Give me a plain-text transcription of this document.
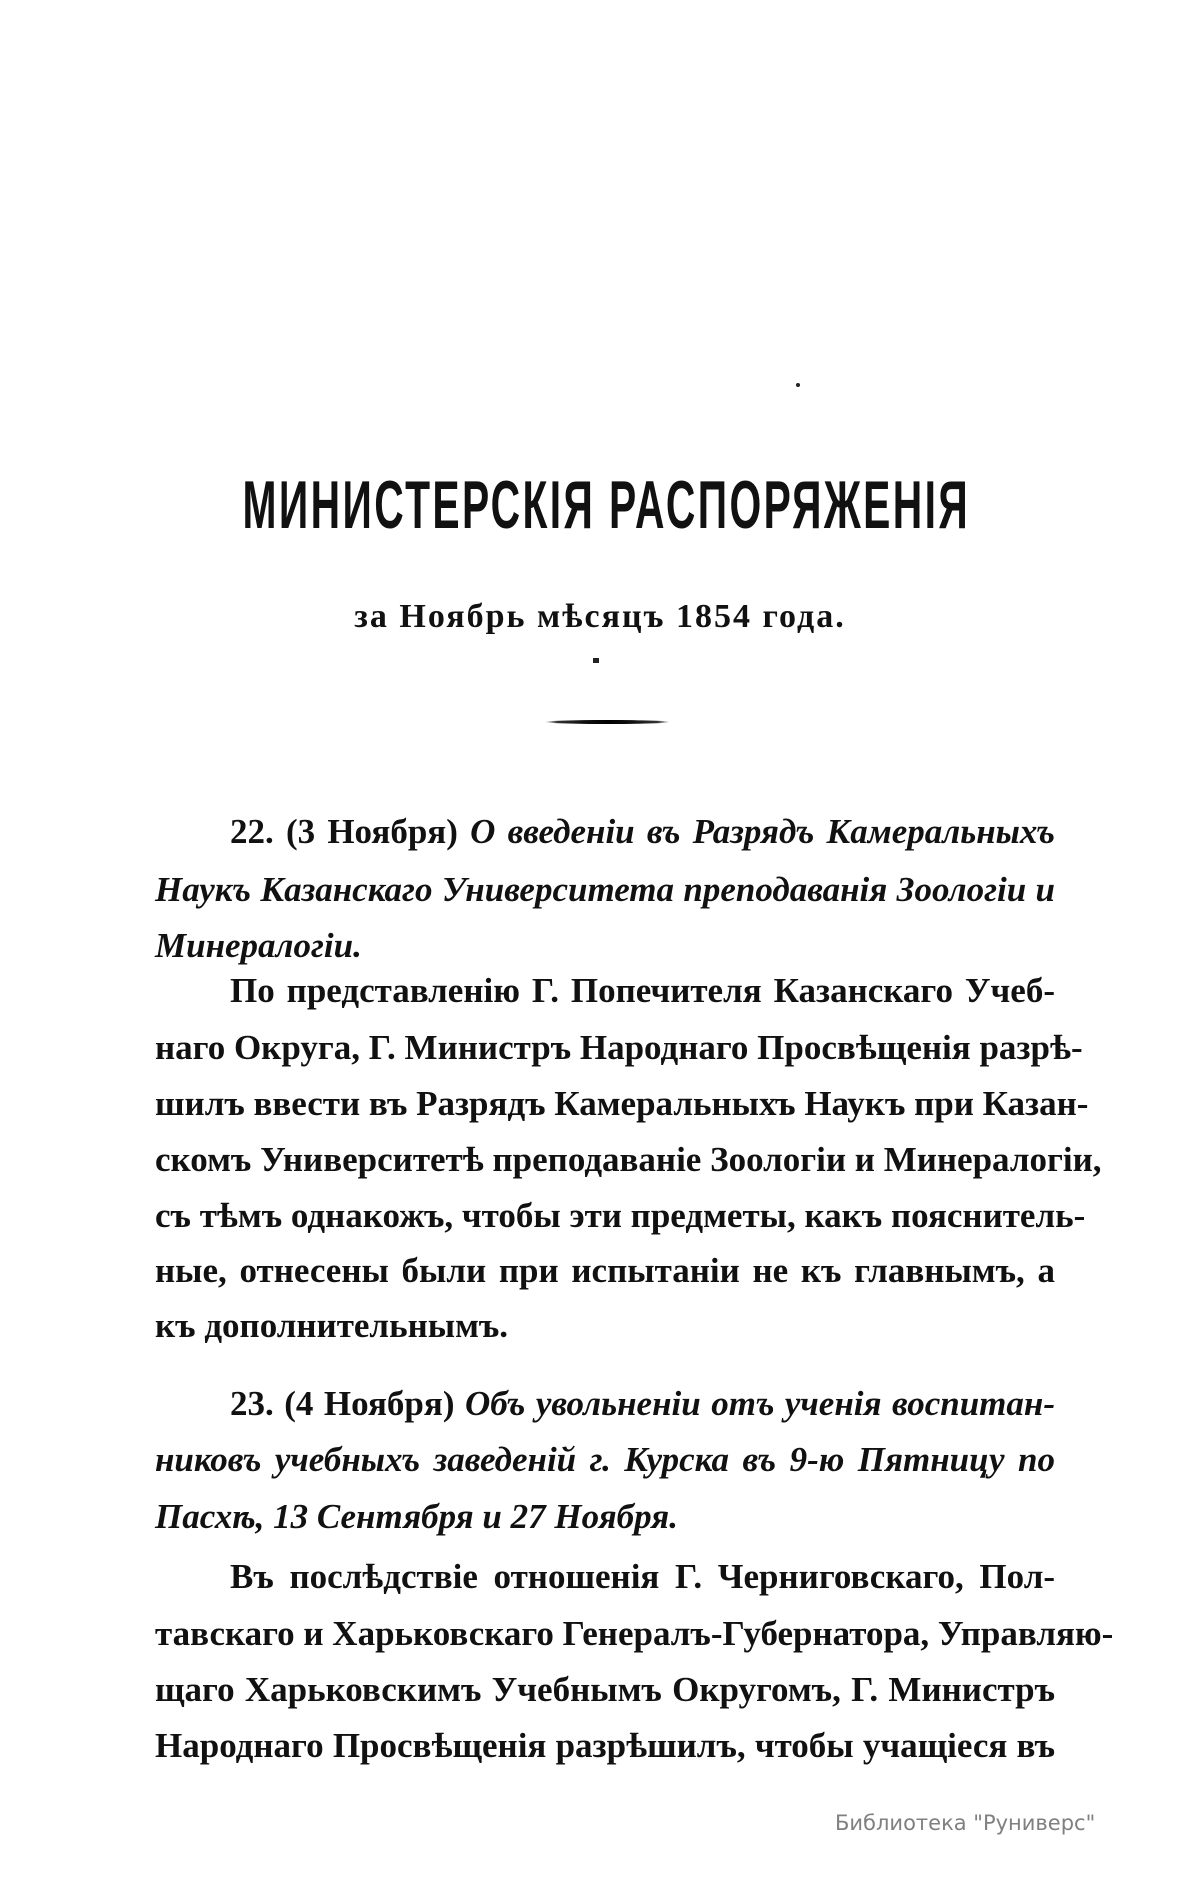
МИНИСТЕРСКІЯ РАСПОРЯЖЕНІЯ
за Ноябрь мѣсяцъ 1854 года.
22. (3 Ноября) О введеніи въ Разрядъ Камеральныхъ
Наукъ Казанскаго Университета преподаванія Зоологіи и
Минералогіи.
По представленію Г. Попечителя Казанскаго Учеб-
наго Округа, Г. Министръ Народнаго Просвѣщенія разрѣ-
шилъ ввести въ Разрядъ Камеральныхъ Наукъ при Казан-
скомъ Университетѣ преподаваніе Зоологіи и Минералогіи,
съ тѣмъ однакожъ, чтобы эти предметы, какъ пояснитель-
ные, отнесены были при испытаніи не къ главнымъ, а
къ дополнительнымъ.
23. (4 Ноября) Объ увольненіи отъ ученія воспитан-
никовъ учебныхъ заведеній г. Курска въ 9-ю Пятницу по
Пасхѣ, 13 Сентября и 27 Ноября.
Въ послѣдствіе отношенія Г. Черниговскаго, Пол-
тавскаго и Харьковскаго Генералъ-Губернатора, Управляю-
щаго Харьковскимъ Учебнымъ Округомъ, Г. Министръ
Народнаго Просвѣщенія разрѣшилъ, чтобы учащіеся въ
Библиотека "Руниверс"
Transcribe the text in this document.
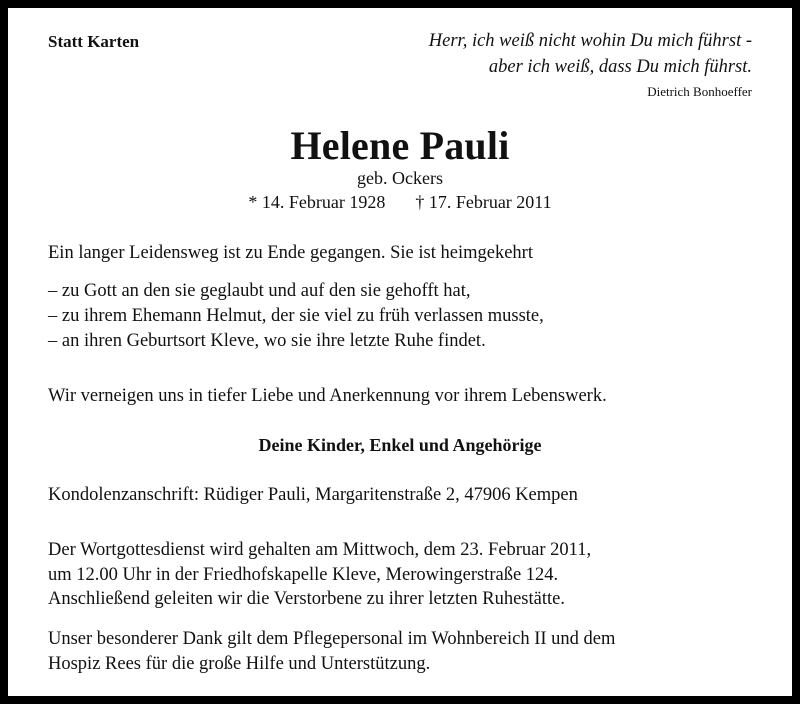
Statt Karten	Herr, ich weiß nicht wohin Du mich führst -
aber ich weiß, dass Du mich führst.
Dietrich Bonhoeffer
Helene Pauli
geb. Ockers
* 14. Februar 1928 † 17. Februar 2011
Ein langer Leidensweg ist zu Ende gegangen. Sie ist heimgekehrt
– zu Gott an den sie geglaubt und auf den sie gehofft hat,
– zu ihrem Ehemann Helmut, der sie viel zu früh verlassen musste,
– an ihren Geburtsort Kleve, wo sie ihre letzte Ruhe findet.
Wir verneigen uns in tiefer Liebe und Anerkennung vor ihrem Lebenswerk.
Deine Kinder, Enkel und Angehörige
Kondolenzanschrift: Rüdiger Pauli, Margaritenstraße 2, 47906 Kempen
Der Wortgottesdienst wird gehalten am Mittwoch, dem 23. Februar 2011,
um 12.00 Uhr in der Friedhofskapelle Kleve, Merowingerstraße 124.
Anschließend geleiten wir die Verstorbene zu ihrer letzten Ruhestätte.
Unser besonderer Dank gilt dem Pflegepersonal im Wohnbereich II und dem
Hospiz Rees für die große Hilfe und Unterstützung.
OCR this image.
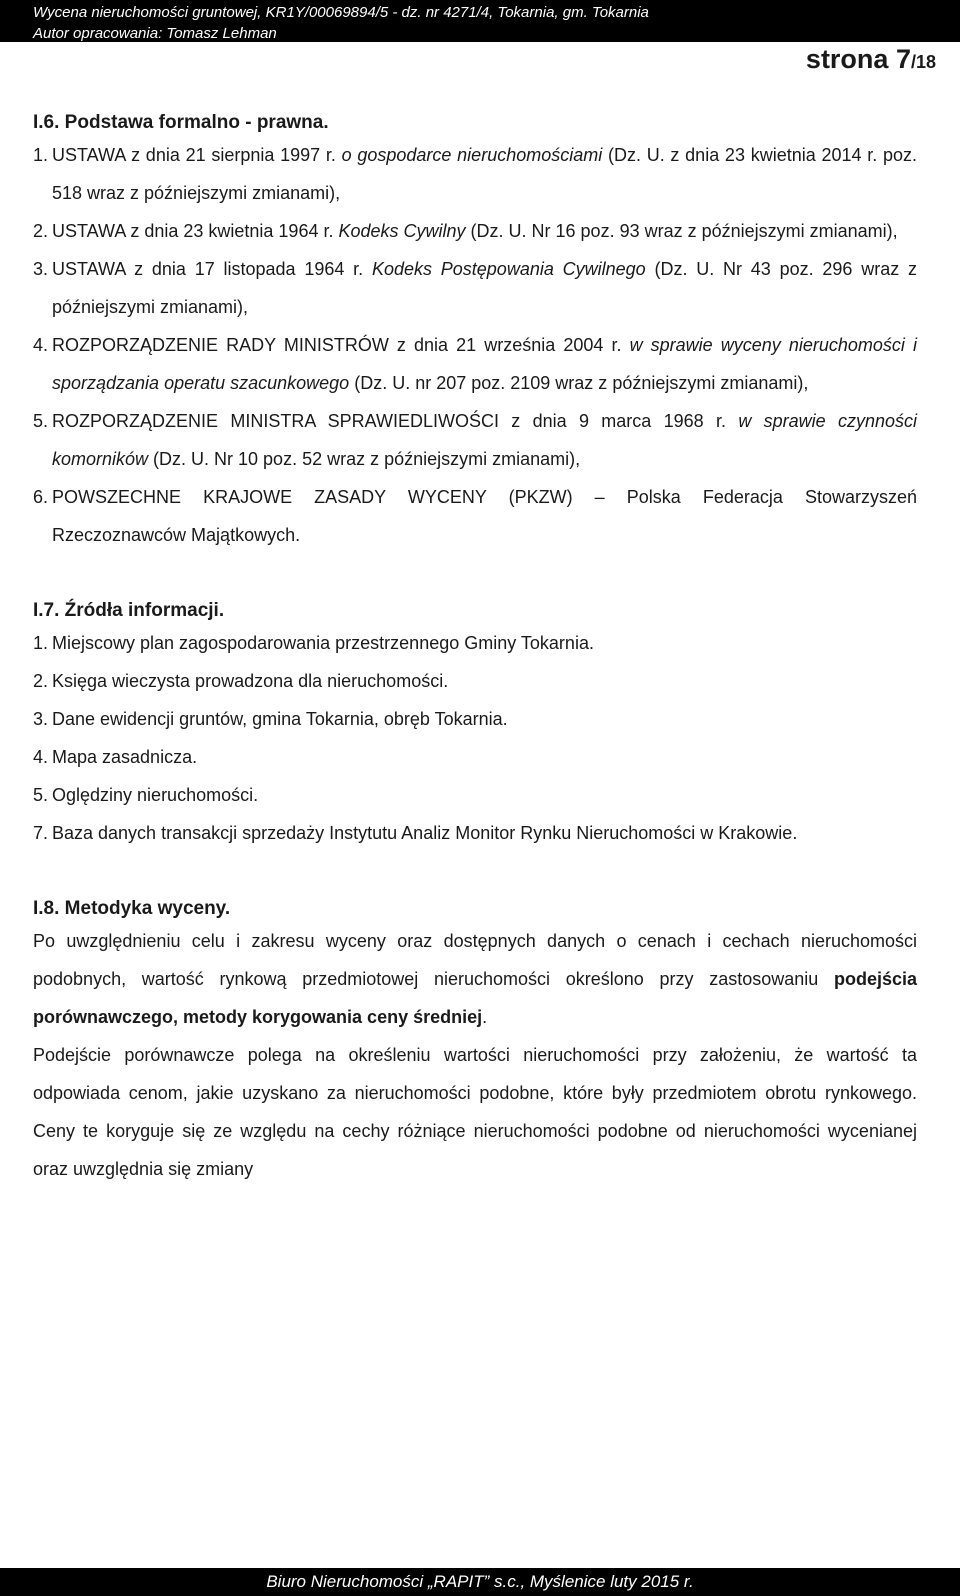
Wycena nieruchomości gruntowej, KR1Y/00069894/5 - dz. nr 4271/4, Tokarnia, gm. Tokarnia
Autor opracowania: Tomasz Lehman
strona 7/18
I.6. Podstawa formalno - prawna.
1. USTAWA z dnia 21 sierpnia 1997 r. o gospodarce nieruchomościami (Dz. U. z dnia 23 kwietnia 2014 r. poz. 518 wraz z późniejszymi zmianami),
2. USTAWA z dnia 23 kwietnia 1964 r. Kodeks Cywilny (Dz. U. Nr 16 poz. 93 wraz z późniejszymi zmianami),
3. USTAWA z dnia 17 listopada 1964 r. Kodeks Postępowania Cywilnego (Dz. U. Nr 43 poz. 296 wraz z późniejszymi zmianami),
4. ROZPORZĄDZENIE RADY MINISTRÓW z dnia 21 września 2004 r. w sprawie wyceny nieruchomości i sporządzania operatu szacunkowego (Dz. U. nr 207 poz. 2109 wraz z późniejszymi zmianami),
5. ROZPORZĄDZENIE MINISTRA SPRAWIEDLIWOŚCI z dnia 9 marca 1968 r. w sprawie czynności komorników (Dz. U. Nr 10 poz. 52 wraz z późniejszymi zmianami),
6. POWSZECHNE KRAJOWE ZASADY WYCENY (PKZW) – Polska Federacja Stowarzyszeń Rzeczoznawców Majątkowych.
I.7. Źródła informacji.
1. Miejscowy plan zagospodarowania przestrzennego Gminy Tokarnia.
2. Księga wieczysta prowadzona dla nieruchomości.
3. Dane ewidencji gruntów, gmina Tokarnia, obręb Tokarnia.
4. Mapa zasadnicza.
5. Oględziny nieruchomości.
7. Baza danych transakcji sprzedaży Instytutu Analiz Monitor Rynku Nieruchomości w Krakowie.
I.8. Metodyka wyceny.

Po uwzględnieniu celu i zakresu wyceny oraz dostępnych danych o cenach i cechach nieruchomości podobnych, wartość rynkową przedmiotowej nieruchomości określono przy zastosowaniu podejścia porównawczego, metody korygowania ceny średniej.

Podejście porównawcze polega na określeniu wartości nieruchomości przy założeniu, że wartość ta odpowiada cenom, jakie uzyskano za nieruchomości podobne, które były przedmiotem obrotu rynkowego. Ceny te koryguje się ze względu na cechy różniące nieruchomości podobne od nieruchomości wycenianej oraz uwzględnia się zmiany

Biuro Nieruchomości „RAPIT” s.c., Myślenice luty 2015 r.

> [WORK REQUIRED] Restate the whole listing above exactly, please, omitting every image.

> [FINISHED EXERCISE]
Give me a plain-text transcription of this document.
МИНИСТЕРСКІЯ РАСПОРЯЖЕНІЯ
за Ноябрь мѣсяцъ 1854 года.
22. (3 Ноября) О введеніи въ Разрядъ Камеральныхъ
Наукъ Казанскаго Университета преподаванія Зоологіи и
Минералогіи.
По представленію Г. Попечителя Казанскаго Учеб-
наго Округа, Г. Министръ Народнаго Просвѣщенія разрѣ-
шилъ ввести въ Разрядъ Камеральныхъ Наукъ при Казан-
скомъ Университетѣ преподаваніе Зоологіи и Минералогіи,
съ тѣмъ однакожъ, чтобы эти предметы, какъ пояснитель-
ные, отнесены были при испытаніи не къ главнымъ, а
къ дополнительнымъ.
23. (4 Ноября) Объ увольненіи отъ ученія воспитан-
никовъ учебныхъ заведеній г. Курска въ 9-ю Пятницу по
Пасхѣ, 13 Сентября и 27 Ноября.
Въ послѣдствіе отношенія Г. Черниговскаго, Пол-
тавскаго и Харьковскаго Генералъ-Губернатора, Управляю-
щаго Харьковскимъ Учебнымъ Округомъ, Г. Министръ
Народнаго Просвѣщенія разрѣшилъ, чтобы учащіеся въ
Библиотека "Руниверс"
Transcribe the text in this document.
Statt Karten	Herr, ich weiß nicht wohin Du mich führst -
aber ich weiß, dass Du mich führst.
Dietrich Bonhoeffer
Helene Pauli
geb. Ockers
* 14. Februar 1928 † 17. Februar 2011
Ein langer Leidensweg ist zu Ende gegangen. Sie ist heimgekehrt
– zu Gott an den sie geglaubt und auf den sie gehofft hat,
– zu ihrem Ehemann Helmut, der sie viel zu früh verlassen musste,
– an ihren Geburtsort Kleve, wo sie ihre letzte Ruhe findet.
Wir verneigen uns in tiefer Liebe und Anerkennung vor ihrem Lebenswerk.
Deine Kinder, Enkel und Angehörige
Kondolenzanschrift: Rüdiger Pauli, Margaritenstraße 2, 47906 Kempen
Der Wortgottesdienst wird gehalten am Mittwoch, dem 23. Februar 2011,
um 12.00 Uhr in der Friedhofskapelle Kleve, Merowingerstraße 124.
Anschließend geleiten wir die Verstorbene zu ihrer letzten Ruhestätte.
Unser besonderer Dank gilt dem Pflegepersonal im Wohnbereich II und dem
Hospiz Rees für die große Hilfe und Unterstützung.
OCR this image.
Wycena nieruchomości gruntowej, KR1Y/00069894/5 - dz. nr 4271/4, Tokarnia, gm. Tokarnia
Autor opracowania: Tomasz Lehman
strona 7/18
I.6. Podstawa formalno - prawna.
1. USTAWA z dnia 21 sierpnia 1997 r. o gospodarce nieruchomościami (Dz. U. z dnia 23 kwietnia 2014 r. poz. 518 wraz z późniejszymi zmianami),
2. USTAWA z dnia 23 kwietnia 1964 r. Kodeks Cywilny (Dz. U. Nr 16 poz. 93 wraz z późniejszymi zmianami),
3. USTAWA z dnia 17 listopada 1964 r. Kodeks Postępowania Cywilnego (Dz. U. Nr 43 poz. 296 wraz z późniejszymi zmianami),
4. ROZPORZĄDZENIE RADY MINISTRÓW z dnia 21 września 2004 r. w sprawie wyceny nieruchomości i sporządzania operatu szacunkowego (Dz. U. nr 207 poz. 2109 wraz z późniejszymi zmianami),
5. ROZPORZĄDZENIE MINISTRA SPRAWIEDLIWOŚCI z dnia 9 marca 1968 r. w sprawie czynności komorników (Dz. U. Nr 10 poz. 52 wraz z późniejszymi zmianami),
6. POWSZECHNE KRAJOWE ZASADY WYCENY (PKZW) – Polska Federacja Stowarzyszeń Rzeczoznawców Majątkowych.
I.7. Źródła informacji.
1. Miejscowy plan zagospodarowania przestrzennego Gminy Tokarnia.
2. Księga wieczysta prowadzona dla nieruchomości.
3. Dane ewidencji gruntów, gmina Tokarnia, obręb Tokarnia.
4. Mapa zasadnicza.
5. Oględziny nieruchomości.
7. Baza danych transakcji sprzedaży Instytutu Analiz Monitor Rynku Nieruchomości w Krakowie.
I.8. Metodyka wyceny.

Po uwzględnieniu celu i zakresu wyceny oraz dostępnych danych o cenach i cechach nieruchomości podobnych, wartość rynkową przedmiotowej nieruchomości określono przy zastosowaniu podejścia porównawczego, metody korygowania ceny średniej.

Podejście porównawcze polega na określeniu wartości nieruchomości przy założeniu, że wartość ta odpowiada cenom, jakie uzyskano za nieruchomości podobne, które były przedmiotem obrotu rynkowego. Ceny te koryguje się ze względu na cechy różniące nieruchomości podobne od nieruchomości wycenianej oraz uwzględnia się zmiany

Biuro Nieruchomości „RAPIT” s.c., Myślenice luty 2015 r.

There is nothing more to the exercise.